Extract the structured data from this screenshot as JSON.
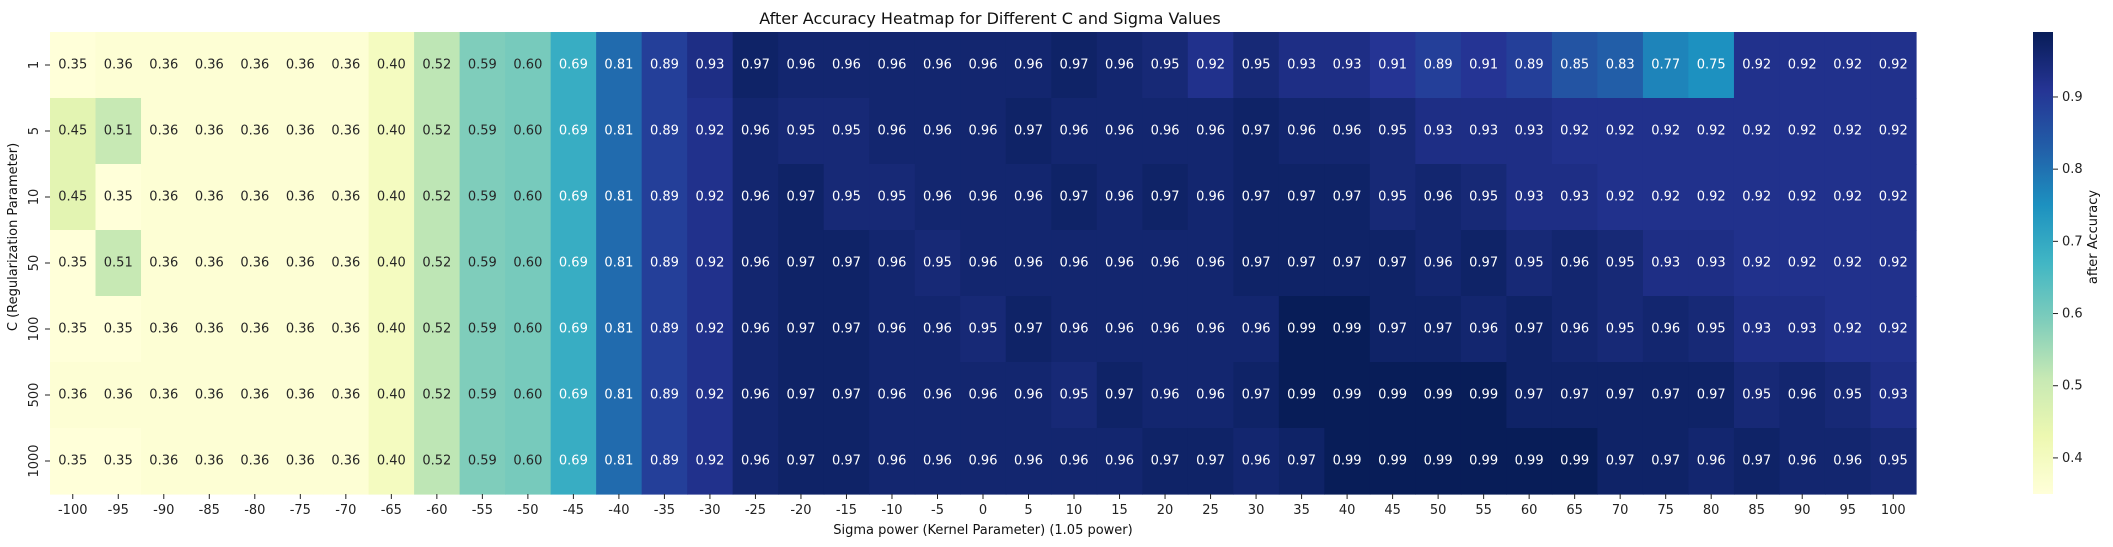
{
  "chart_data": {
    "type": "heatmap",
    "title": "After Accuracy Heatmap for Different C and Sigma Values",
    "xlabel": "Sigma power (Kernel Parameter) (1.05 power)",
    "ylabel": "C (Regularization Parameter)",
    "colorbar_label": "after Accuracy",
    "colormap": "YlGnBu",
    "color_range": [
      0.35,
      0.99
    ],
    "colorbar_ticks": [
      "0.4",
      "0.5",
      "0.6",
      "0.7",
      "0.8",
      "0.9"
    ],
    "x": [
      "-100",
      "-95",
      "-90",
      "-85",
      "-80",
      "-75",
      "-70",
      "-65",
      "-60",
      "-55",
      "-50",
      "-45",
      "-40",
      "-35",
      "-30",
      "-25",
      "-20",
      "-15",
      "-10",
      "-5",
      "0",
      "5",
      "10",
      "15",
      "20",
      "25",
      "30",
      "35",
      "40",
      "45",
      "50",
      "55",
      "60",
      "65",
      "70",
      "75",
      "80",
      "85",
      "90",
      "95",
      "100"
    ],
    "y": [
      "1",
      "5",
      "10",
      "50",
      "100",
      "500",
      "1000"
    ],
    "values": [
      [
        0.35,
        0.36,
        0.36,
        0.36,
        0.36,
        0.36,
        0.36,
        0.4,
        0.52,
        0.59,
        0.6,
        0.69,
        0.81,
        0.89,
        0.93,
        0.97,
        0.96,
        0.96,
        0.96,
        0.96,
        0.96,
        0.96,
        0.97,
        0.96,
        0.95,
        0.92,
        0.95,
        0.93,
        0.93,
        0.91,
        0.89,
        0.91,
        0.89,
        0.85,
        0.83,
        0.77,
        0.75,
        0.92,
        0.92,
        0.92,
        0.92
      ],
      [
        0.45,
        0.51,
        0.36,
        0.36,
        0.36,
        0.36,
        0.36,
        0.4,
        0.52,
        0.59,
        0.6,
        0.69,
        0.81,
        0.89,
        0.92,
        0.96,
        0.95,
        0.95,
        0.96,
        0.96,
        0.96,
        0.97,
        0.96,
        0.96,
        0.96,
        0.96,
        0.97,
        0.96,
        0.96,
        0.95,
        0.93,
        0.93,
        0.93,
        0.92,
        0.92,
        0.92,
        0.92,
        0.92,
        0.92,
        0.92,
        0.92
      ],
      [
        0.45,
        0.35,
        0.36,
        0.36,
        0.36,
        0.36,
        0.36,
        0.4,
        0.52,
        0.59,
        0.6,
        0.69,
        0.81,
        0.89,
        0.92,
        0.96,
        0.97,
        0.95,
        0.95,
        0.96,
        0.96,
        0.96,
        0.97,
        0.96,
        0.97,
        0.96,
        0.97,
        0.97,
        0.97,
        0.95,
        0.96,
        0.95,
        0.93,
        0.93,
        0.92,
        0.92,
        0.92,
        0.92,
        0.92,
        0.92,
        0.92
      ],
      [
        0.35,
        0.51,
        0.36,
        0.36,
        0.36,
        0.36,
        0.36,
        0.4,
        0.52,
        0.59,
        0.6,
        0.69,
        0.81,
        0.89,
        0.92,
        0.96,
        0.97,
        0.97,
        0.96,
        0.95,
        0.96,
        0.96,
        0.96,
        0.96,
        0.96,
        0.96,
        0.97,
        0.97,
        0.97,
        0.97,
        0.96,
        0.97,
        0.95,
        0.96,
        0.95,
        0.93,
        0.93,
        0.92,
        0.92,
        0.92,
        0.92
      ],
      [
        0.35,
        0.35,
        0.36,
        0.36,
        0.36,
        0.36,
        0.36,
        0.4,
        0.52,
        0.59,
        0.6,
        0.69,
        0.81,
        0.89,
        0.92,
        0.96,
        0.97,
        0.97,
        0.96,
        0.96,
        0.95,
        0.97,
        0.96,
        0.96,
        0.96,
        0.96,
        0.96,
        0.99,
        0.99,
        0.97,
        0.97,
        0.96,
        0.97,
        0.96,
        0.95,
        0.96,
        0.95,
        0.93,
        0.93,
        0.92,
        0.92
      ],
      [
        0.36,
        0.36,
        0.36,
        0.36,
        0.36,
        0.36,
        0.36,
        0.4,
        0.52,
        0.59,
        0.6,
        0.69,
        0.81,
        0.89,
        0.92,
        0.96,
        0.97,
        0.97,
        0.96,
        0.96,
        0.96,
        0.96,
        0.95,
        0.97,
        0.96,
        0.96,
        0.97,
        0.99,
        0.99,
        0.99,
        0.99,
        0.99,
        0.97,
        0.97,
        0.97,
        0.97,
        0.97,
        0.95,
        0.96,
        0.95,
        0.93
      ],
      [
        0.35,
        0.35,
        0.36,
        0.36,
        0.36,
        0.36,
        0.36,
        0.4,
        0.52,
        0.59,
        0.6,
        0.69,
        0.81,
        0.89,
        0.92,
        0.96,
        0.97,
        0.97,
        0.96,
        0.96,
        0.96,
        0.96,
        0.96,
        0.96,
        0.97,
        0.97,
        0.96,
        0.97,
        0.99,
        0.99,
        0.99,
        0.99,
        0.99,
        0.99,
        0.97,
        0.97,
        0.96,
        0.97,
        0.96,
        0.96,
        0.95
      ]
    ]
  }
}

● Set exercise: Reproduce all of the material above word for word. Omit the pictures.

● Solution for this exercise:
Extract the structured data from this screenshot as JSON.
{
  "chart_data": {
    "type": "heatmap",
    "title": "After Accuracy Heatmap for Different C and Sigma Values",
    "xlabel": "Sigma power (Kernel Parameter) (1.05 power)",
    "ylabel": "C (Regularization Parameter)",
    "colorbar_label": "after Accuracy",
    "colormap": "YlGnBu",
    "color_range": [
      0.35,
      0.99
    ],
    "colorbar_ticks": [
      "0.4",
      "0.5",
      "0.6",
      "0.7",
      "0.8",
      "0.9"
    ],
    "x": [
      "-100",
      "-95",
      "-90",
      "-85",
      "-80",
      "-75",
      "-70",
      "-65",
      "-60",
      "-55",
      "-50",
      "-45",
      "-40",
      "-35",
      "-30",
      "-25",
      "-20",
      "-15",
      "-10",
      "-5",
      "0",
      "5",
      "10",
      "15",
      "20",
      "25",
      "30",
      "35",
      "40",
      "45",
      "50",
      "55",
      "60",
      "65",
      "70",
      "75",
      "80",
      "85",
      "90",
      "95",
      "100"
    ],
    "y": [
      "1",
      "5",
      "10",
      "50",
      "100",
      "500",
      "1000"
    ],
    "values": [
      [
        0.35,
        0.36,
        0.36,
        0.36,
        0.36,
        0.36,
        0.36,
        0.4,
        0.52,
        0.59,
        0.6,
        0.69,
        0.81,
        0.89,
        0.93,
        0.97,
        0.96,
        0.96,
        0.96,
        0.96,
        0.96,
        0.96,
        0.97,
        0.96,
        0.95,
        0.92,
        0.95,
        0.93,
        0.93,
        0.91,
        0.89,
        0.91,
        0.89,
        0.85,
        0.83,
        0.77,
        0.75,
        0.92,
        0.92,
        0.92,
        0.92
      ],
      [
        0.45,
        0.51,
        0.36,
        0.36,
        0.36,
        0.36,
        0.36,
        0.4,
        0.52,
        0.59,
        0.6,
        0.69,
        0.81,
        0.89,
        0.92,
        0.96,
        0.95,
        0.95,
        0.96,
        0.96,
        0.96,
        0.97,
        0.96,
        0.96,
        0.96,
        0.96,
        0.97,
        0.96,
        0.96,
        0.95,
        0.93,
        0.93,
        0.93,
        0.92,
        0.92,
        0.92,
        0.92,
        0.92,
        0.92,
        0.92,
        0.92
      ],
      [
        0.45,
        0.35,
        0.36,
        0.36,
        0.36,
        0.36,
        0.36,
        0.4,
        0.52,
        0.59,
        0.6,
        0.69,
        0.81,
        0.89,
        0.92,
        0.96,
        0.97,
        0.95,
        0.95,
        0.96,
        0.96,
        0.96,
        0.97,
        0.96,
        0.97,
        0.96,
        0.97,
        0.97,
        0.97,
        0.95,
        0.96,
        0.95,
        0.93,
        0.93,
        0.92,
        0.92,
        0.92,
        0.92,
        0.92,
        0.92,
        0.92
      ],
      [
        0.35,
        0.51,
        0.36,
        0.36,
        0.36,
        0.36,
        0.36,
        0.4,
        0.52,
        0.59,
        0.6,
        0.69,
        0.81,
        0.89,
        0.92,
        0.96,
        0.97,
        0.97,
        0.96,
        0.95,
        0.96,
        0.96,
        0.96,
        0.96,
        0.96,
        0.96,
        0.97,
        0.97,
        0.97,
        0.97,
        0.96,
        0.97,
        0.95,
        0.96,
        0.95,
        0.93,
        0.93,
        0.92,
        0.92,
        0.92,
        0.92
      ],
      [
        0.35,
        0.35,
        0.36,
        0.36,
        0.36,
        0.36,
        0.36,
        0.4,
        0.52,
        0.59,
        0.6,
        0.69,
        0.81,
        0.89,
        0.92,
        0.96,
        0.97,
        0.97,
        0.96,
        0.96,
        0.95,
        0.97,
        0.96,
        0.96,
        0.96,
        0.96,
        0.96,
        0.99,
        0.99,
        0.97,
        0.97,
        0.96,
        0.97,
        0.96,
        0.95,
        0.96,
        0.95,
        0.93,
        0.93,
        0.92,
        0.92
      ],
      [
        0.36,
        0.36,
        0.36,
        0.36,
        0.36,
        0.36,
        0.36,
        0.4,
        0.52,
        0.59,
        0.6,
        0.69,
        0.81,
        0.89,
        0.92,
        0.96,
        0.97,
        0.97,
        0.96,
        0.96,
        0.96,
        0.96,
        0.95,
        0.97,
        0.96,
        0.96,
        0.97,
        0.99,
        0.99,
        0.99,
        0.99,
        0.99,
        0.97,
        0.97,
        0.97,
        0.97,
        0.97,
        0.95,
        0.96,
        0.95,
        0.93
      ],
      [
        0.35,
        0.35,
        0.36,
        0.36,
        0.36,
        0.36,
        0.36,
        0.4,
        0.52,
        0.59,
        0.6,
        0.69,
        0.81,
        0.89,
        0.92,
        0.96,
        0.97,
        0.97,
        0.96,
        0.96,
        0.96,
        0.96,
        0.96,
        0.96,
        0.97,
        0.97,
        0.96,
        0.97,
        0.99,
        0.99,
        0.99,
        0.99,
        0.99,
        0.99,
        0.97,
        0.97,
        0.96,
        0.97,
        0.96,
        0.96,
        0.95
      ]
    ]
  }
}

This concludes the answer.